Extracted data entries:
§

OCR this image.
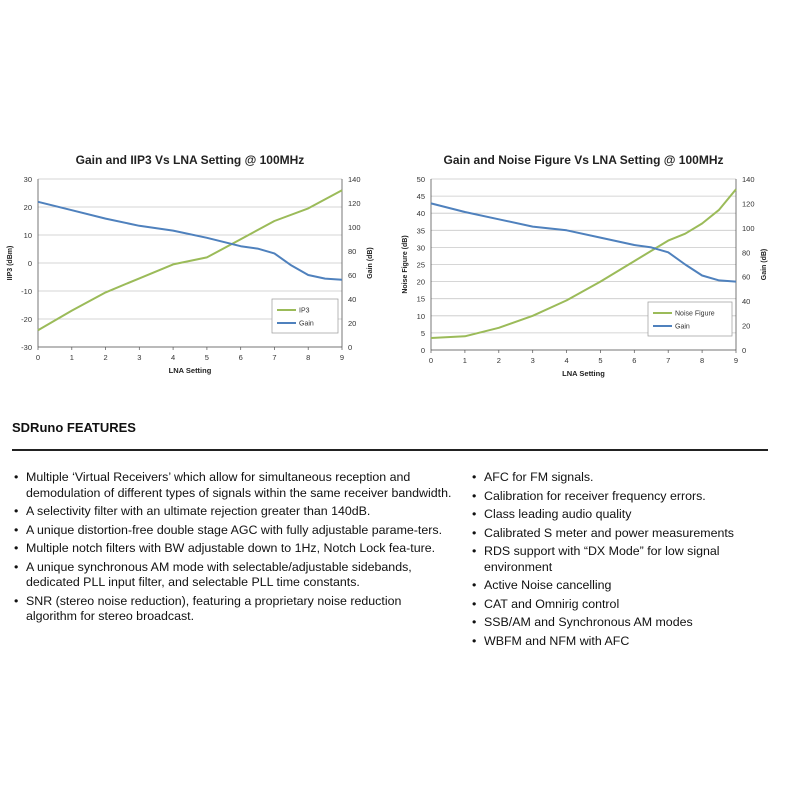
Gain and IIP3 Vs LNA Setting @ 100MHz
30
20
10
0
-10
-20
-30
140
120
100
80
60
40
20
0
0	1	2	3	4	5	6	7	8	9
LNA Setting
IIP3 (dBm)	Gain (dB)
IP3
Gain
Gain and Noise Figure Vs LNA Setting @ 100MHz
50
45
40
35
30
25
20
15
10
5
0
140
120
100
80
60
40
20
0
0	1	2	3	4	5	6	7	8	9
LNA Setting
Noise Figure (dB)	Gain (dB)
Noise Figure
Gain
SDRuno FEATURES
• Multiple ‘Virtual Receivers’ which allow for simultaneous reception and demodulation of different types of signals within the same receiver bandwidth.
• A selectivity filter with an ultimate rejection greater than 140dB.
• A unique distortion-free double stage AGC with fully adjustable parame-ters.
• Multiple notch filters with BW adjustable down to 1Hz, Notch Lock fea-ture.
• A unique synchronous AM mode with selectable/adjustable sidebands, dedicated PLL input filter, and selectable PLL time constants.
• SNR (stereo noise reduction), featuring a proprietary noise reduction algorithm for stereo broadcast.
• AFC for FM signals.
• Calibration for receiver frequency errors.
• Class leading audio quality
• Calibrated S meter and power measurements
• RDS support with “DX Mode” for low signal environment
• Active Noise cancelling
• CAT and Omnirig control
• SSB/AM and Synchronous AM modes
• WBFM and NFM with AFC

§

Extract all the entries word for word; omit any pictures.

OCR this image.
Gain and IIP3 Vs LNA Setting @ 100MHz
30
20
10
0
-10
-20
-30
140
120
100
80
60
40
20
0
0	1	2	3	4	5	6	7	8	9
LNA Setting
IIP3 (dBm)	Gain (dB)
IP3
Gain
Gain and Noise Figure Vs LNA Setting @ 100MHz
50
45
40
35
30
25
20
15
10
5
0
140
120
100
80
60
40
20
0
0	1	2	3	4	5	6	7	8	9
LNA Setting
Noise Figure (dB)	Gain (dB)
Noise Figure
Gain
SDRuno FEATURES
• Multiple ‘Virtual Receivers’ which allow for simultaneous reception and demodulation of different types of signals within the same receiver bandwidth.
• A selectivity filter with an ultimate rejection greater than 140dB.
• A unique distortion-free double stage AGC with fully adjustable parame-ters.
• Multiple notch filters with BW adjustable down to 1Hz, Notch Lock fea-ture.
• A unique synchronous AM mode with selectable/adjustable sidebands, dedicated PLL input filter, and selectable PLL time constants.
• SNR (stereo noise reduction), featuring a proprietary noise reduction algorithm for stereo broadcast.
• AFC for FM signals.
• Calibration for receiver frequency errors.
• Class leading audio quality
• Calibrated S meter and power measurements
• RDS support with “DX Mode” for low signal environment
• Active Noise cancelling
• CAT and Omnirig control
• SSB/AM and Synchronous AM modes
• WBFM and NFM with AFC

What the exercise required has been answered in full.